# Task
Print out every record exactly as it appears.

(Records from a data collection)
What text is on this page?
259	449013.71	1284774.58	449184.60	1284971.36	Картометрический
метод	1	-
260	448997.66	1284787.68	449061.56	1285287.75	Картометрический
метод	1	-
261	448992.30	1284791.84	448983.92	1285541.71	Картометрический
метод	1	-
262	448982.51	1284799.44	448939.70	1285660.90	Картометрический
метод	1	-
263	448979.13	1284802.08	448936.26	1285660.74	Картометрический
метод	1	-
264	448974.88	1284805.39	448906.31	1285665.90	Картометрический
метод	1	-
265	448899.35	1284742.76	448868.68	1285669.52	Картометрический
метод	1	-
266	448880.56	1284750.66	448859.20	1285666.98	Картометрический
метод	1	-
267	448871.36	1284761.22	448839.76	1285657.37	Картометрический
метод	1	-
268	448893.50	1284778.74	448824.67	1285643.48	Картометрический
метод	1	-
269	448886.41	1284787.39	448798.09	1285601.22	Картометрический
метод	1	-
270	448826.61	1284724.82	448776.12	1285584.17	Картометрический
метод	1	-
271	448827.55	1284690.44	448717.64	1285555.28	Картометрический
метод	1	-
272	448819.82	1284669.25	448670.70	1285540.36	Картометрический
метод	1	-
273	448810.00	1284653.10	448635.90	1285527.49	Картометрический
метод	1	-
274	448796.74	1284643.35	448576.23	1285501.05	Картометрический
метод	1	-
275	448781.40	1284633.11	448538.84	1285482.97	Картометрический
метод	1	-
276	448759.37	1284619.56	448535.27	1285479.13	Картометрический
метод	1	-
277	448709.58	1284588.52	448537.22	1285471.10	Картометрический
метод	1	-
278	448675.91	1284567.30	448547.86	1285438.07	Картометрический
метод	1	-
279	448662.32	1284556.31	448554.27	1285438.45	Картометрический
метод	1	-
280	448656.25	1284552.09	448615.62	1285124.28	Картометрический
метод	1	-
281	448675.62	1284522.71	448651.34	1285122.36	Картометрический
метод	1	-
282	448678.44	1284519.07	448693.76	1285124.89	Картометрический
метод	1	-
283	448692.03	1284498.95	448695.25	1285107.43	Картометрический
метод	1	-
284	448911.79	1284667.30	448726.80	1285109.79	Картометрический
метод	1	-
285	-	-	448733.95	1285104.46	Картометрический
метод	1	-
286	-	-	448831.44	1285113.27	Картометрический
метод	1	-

# Answer to this task
What text is on this page?
259	449013.71	1284774.58	449184.60	1284971.36	Картометрический
метод	1	-
260	448997.66	1284787.68	449061.56	1285287.75	Картометрический
метод	1	-
261	448992.30	1284791.84	448983.92	1285541.71	Картометрический
метод	1	-
262	448982.51	1284799.44	448939.70	1285660.90	Картометрический
метод	1	-
263	448979.13	1284802.08	448936.26	1285660.74	Картометрический
метод	1	-
264	448974.88	1284805.39	448906.31	1285665.90	Картометрический
метод	1	-
265	448899.35	1284742.76	448868.68	1285669.52	Картометрический
метод	1	-
266	448880.56	1284750.66	448859.20	1285666.98	Картометрический
метод	1	-
267	448871.36	1284761.22	448839.76	1285657.37	Картометрический
метод	1	-
268	448893.50	1284778.74	448824.67	1285643.48	Картометрический
метод	1	-
269	448886.41	1284787.39	448798.09	1285601.22	Картометрический
метод	1	-
270	448826.61	1284724.82	448776.12	1285584.17	Картометрический
метод	1	-
271	448827.55	1284690.44	448717.64	1285555.28	Картометрический
метод	1	-
272	448819.82	1284669.25	448670.70	1285540.36	Картометрический
метод	1	-
273	448810.00	1284653.10	448635.90	1285527.49	Картометрический
метод	1	-
274	448796.74	1284643.35	448576.23	1285501.05	Картометрический
метод	1	-
275	448781.40	1284633.11	448538.84	1285482.97	Картометрический
метод	1	-
276	448759.37	1284619.56	448535.27	1285479.13	Картометрический
метод	1	-
277	448709.58	1284588.52	448537.22	1285471.10	Картометрический
метод	1	-
278	448675.91	1284567.30	448547.86	1285438.07	Картометрический
метод	1	-
279	448662.32	1284556.31	448554.27	1285438.45	Картометрический
метод	1	-
280	448656.25	1284552.09	448615.62	1285124.28	Картометрический
метод	1	-
281	448675.62	1284522.71	448651.34	1285122.36	Картометрический
метод	1	-
282	448678.44	1284519.07	448693.76	1285124.89	Картометрический
метод	1	-
283	448692.03	1284498.95	448695.25	1285107.43	Картометрический
метод	1	-
284	448911.79	1284667.30	448726.80	1285109.79	Картометрический
метод	1	-
285	-	-	448733.95	1285104.46	Картометрический
метод	1	-
286	-	-	448831.44	1285113.27	Картометрический
метод	1	-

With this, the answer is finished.